> Tâche à réaliser: Pouvez-vous poursuivre le passage sur le pain et les boulangeries en Belgique, en reprenant juste après sa dernière phrase ?

> Passage cité:
○ ○ ○ ○ ○ ○ ○

Pour Albert Denoncin, on doit cette redécouverte du «bon pain» à la libéralisation de 2004, qui «a redonné de l’oxygène aux boulangeries, ce qui leur a permis de se concentrer sur la qualité, leur seule arme face à l’industrie». Depuis les années 50, la modernisation de la boulangerie, l’essor des supermarchés, la baisse de la consommation (de 500 grammes de pain par jour après la guerre à 125 grammes quotidiens aujourd’hui) et le maintien d’un prix plafond ont exercé une pression croissante sur les fabricants de pain. Résultat: une dégringolade du nombre de boulangeries en Belgique, de 28.000 en 1948 à moins de 4.000 aujourd’hui. «Depuis 2004, le nombre est stable, on est déjà contents», poursuit le président de la Fédération. La consommation de pain s’est elle aussi stabilisée, notamment grâce à la montée en puissance du pain bio et artisanal au sein des ménages plus aisés.
Savoir-faire ancestral pour salaire minimum
La distinction socio-économique en fonction du type de pain consommé serait aujourd’hui moins tranchée. «Les supermarchés ‘hard discount’, comme Aldi et Lidl, commencent par exemple à vendre des pains au levain, à l’épeautre ou même bio, à un prix bien moindre que les boulangers artisanaux», note Peter Scholliers, qui ne juge pas le phénomène d’un trop mauvais œil s’il permet de «contribuer à l’éducation alimentaire de toutes les couches de la population».

○ ○ ○ ○ ○ ○ ○

> Extrait source:
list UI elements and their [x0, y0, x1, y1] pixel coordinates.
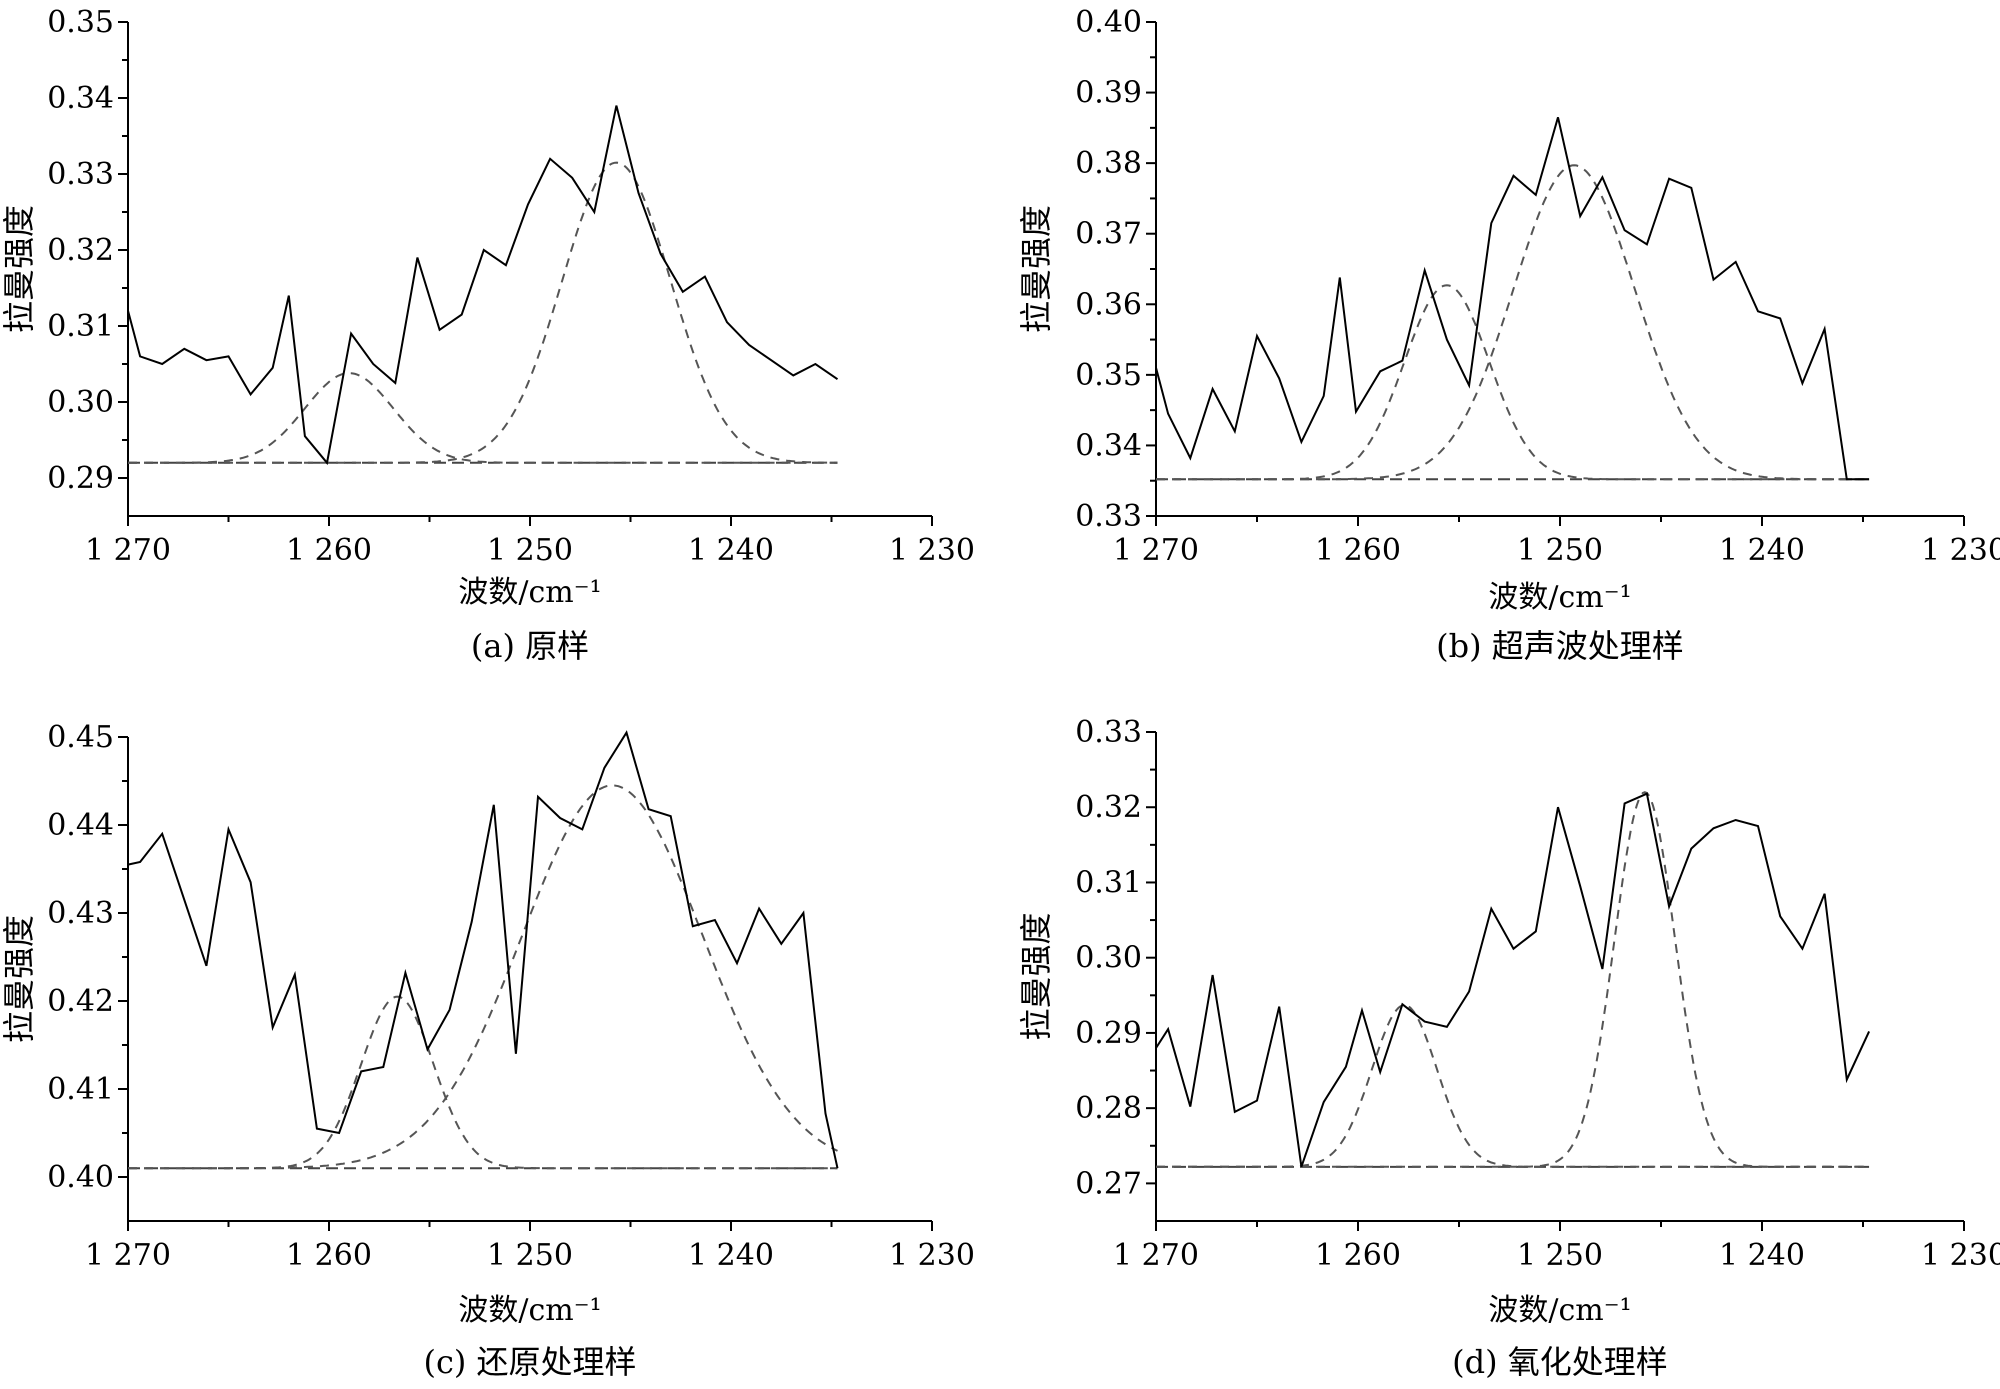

○ ○ ○ ○ ○ ○ ○

> Réponse à la tâche:
Si tant est que le prix ne soit plus un vecteur d’inégalités d’accès à un pain dit de qualité, des différences se jouent néanmoins au niveau de la santé: «Un pain cuit dans de grosses machines, où l’amidon n’est pas complètement cuit, peut être cancérigène. Si le pain n’est pas bien fermenté, cela peut être toxique. Et si la panification n’est pas suffisamment hydratée, il peut y avoir de gros problème d’assimilation et de glycémie pour le corps», énumère Albert Denoncin en fervent défenseur de l’expertise boulangère. «On pense souvent que pour faire un pain il suffit de mélanger de l’eau, de la farine, du sel et de la levure, enchaîne-t-il. Mais conduire une fermentation avec des levains sans mettre 10 kilos de levure dans la pâte, c’est un vrai savoir-faire.» Un savoir-faire pour lequel les boulangers sont payés «14 euros de l’heure, à peine plus que le salaire minimum». C’est tout le paradoxe qu’incarne cet aliment essentiel: pour être de qualité, le pain devrait coûter plus cher, mais il doit surtout et avant tout rester abordable.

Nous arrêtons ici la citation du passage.